Supplied entries =>
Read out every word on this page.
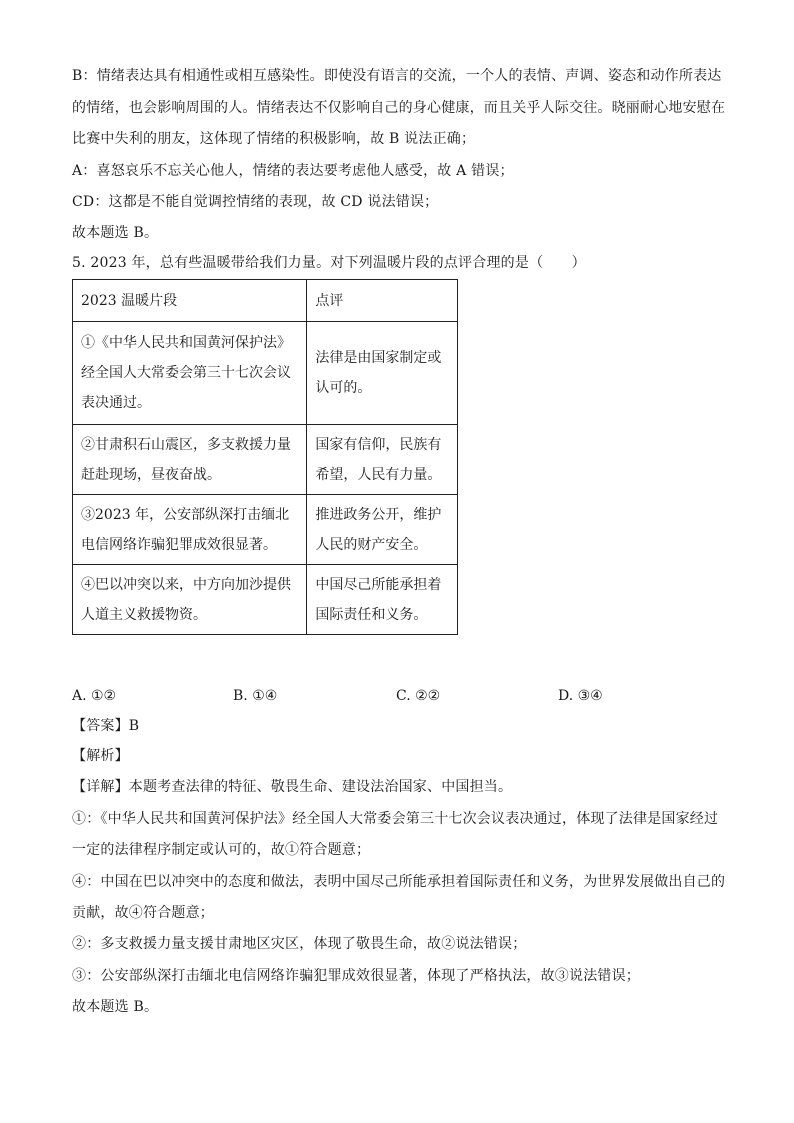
B：情绪表达具有相通性或相互感染性。即使没有语言的交流，一个人的表情、声调、姿态和动作所表达
的情绪，也会影响周围的人。情绪表达不仅影响自己的身心健康，而且关乎人际交往。晓丽耐心地安慰在
比赛中失利的朋友，这体现了情绪的积极影响，故 B 说法正确；
A：喜怒哀乐不忘关心他人，情绪的表达要考虑他人感受，故 A 错误；
CD：这都是不能自觉调控情绪的表现，故 CD 说法错误；
故本题选 B。
5. 2023 年，总有些温暖带给我们力量。对下列温暖片段的点评合理的是（　　）
2023 温暖片段	点评
①《中华人民共和国黄河保护法》经全国人大常委会第三十七次会议表决通过。	法律是由国家制定或认可的。
②甘肃积石山震区，多支救援力量赶赴现场，昼夜奋战。	国家有信仰，民族有希望，人民有力量。
③2023 年，公安部纵深打击缅北电信网络诈骗犯罪成效很显著。	推进政务公开，维护人民的财产安全。
④巴以冲突以来，中方向加沙提供人道主义救援物资。	中国尽己所能承担着国际责任和义务。
A. ①②	B. ①④	C. ②②	D. ③④
【答案】B
【解析】
【详解】本题考查法律的特征、敬畏生命、建设法治国家、中国担当。
①：《中华人民共和国黄河保护法》经全国人大常委会第三十七次会议表决通过，体现了法律是国家经过
一定的法律程序制定或认可的，故①符合题意；
④：中国在巴以冲突中的态度和做法，表明中国尽己所能承担着国际责任和义务，为世界发展做出自己的
贡献，故④符合题意；
②：多支救援力量支援甘肃地区灾区，体现了敬畏生命，故②说法错误；
③：公安部纵深打击缅北电信网络诈骗犯罪成效很显著，体现了严格执法，故③说法错误；
故本题选 B。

Instructions to follow =>
Can you retype every record above exactly, leaving out the pictures?

Solution to the problem =>
Read out every word on this page.
B：情绪表达具有相通性或相互感染性。即使没有语言的交流，一个人的表情、声调、姿态和动作所表达
的情绪，也会影响周围的人。情绪表达不仅影响自己的身心健康，而且关乎人际交往。晓丽耐心地安慰在
比赛中失利的朋友，这体现了情绪的积极影响，故 B 说法正确；
A：喜怒哀乐不忘关心他人，情绪的表达要考虑他人感受，故 A 错误；
CD：这都是不能自觉调控情绪的表现，故 CD 说法错误；
故本题选 B。
5. 2023 年，总有些温暖带给我们力量。对下列温暖片段的点评合理的是（　　）
2023 温暖片段	点评
①《中华人民共和国黄河保护法》经全国人大常委会第三十七次会议表决通过。	法律是由国家制定或认可的。
②甘肃积石山震区，多支救援力量赶赴现场，昼夜奋战。	国家有信仰，民族有希望，人民有力量。
③2023 年，公安部纵深打击缅北电信网络诈骗犯罪成效很显著。	推进政务公开，维护人民的财产安全。
④巴以冲突以来，中方向加沙提供人道主义救援物资。	中国尽己所能承担着国际责任和义务。
A. ①②	B. ①④	C. ②②	D. ③④
【答案】B
【解析】
【详解】本题考查法律的特征、敬畏生命、建设法治国家、中国担当。
①：《中华人民共和国黄河保护法》经全国人大常委会第三十七次会议表决通过，体现了法律是国家经过
一定的法律程序制定或认可的，故①符合题意；
④：中国在巴以冲突中的态度和做法，表明中国尽己所能承担着国际责任和义务，为世界发展做出自己的
贡献，故④符合题意；
②：多支救援力量支援甘肃地区灾区，体现了敬畏生命，故②说法错误；
③：公安部纵深打击缅北电信网络诈骗犯罪成效很显著，体现了严格执法，故③说法错误；
故本题选 B。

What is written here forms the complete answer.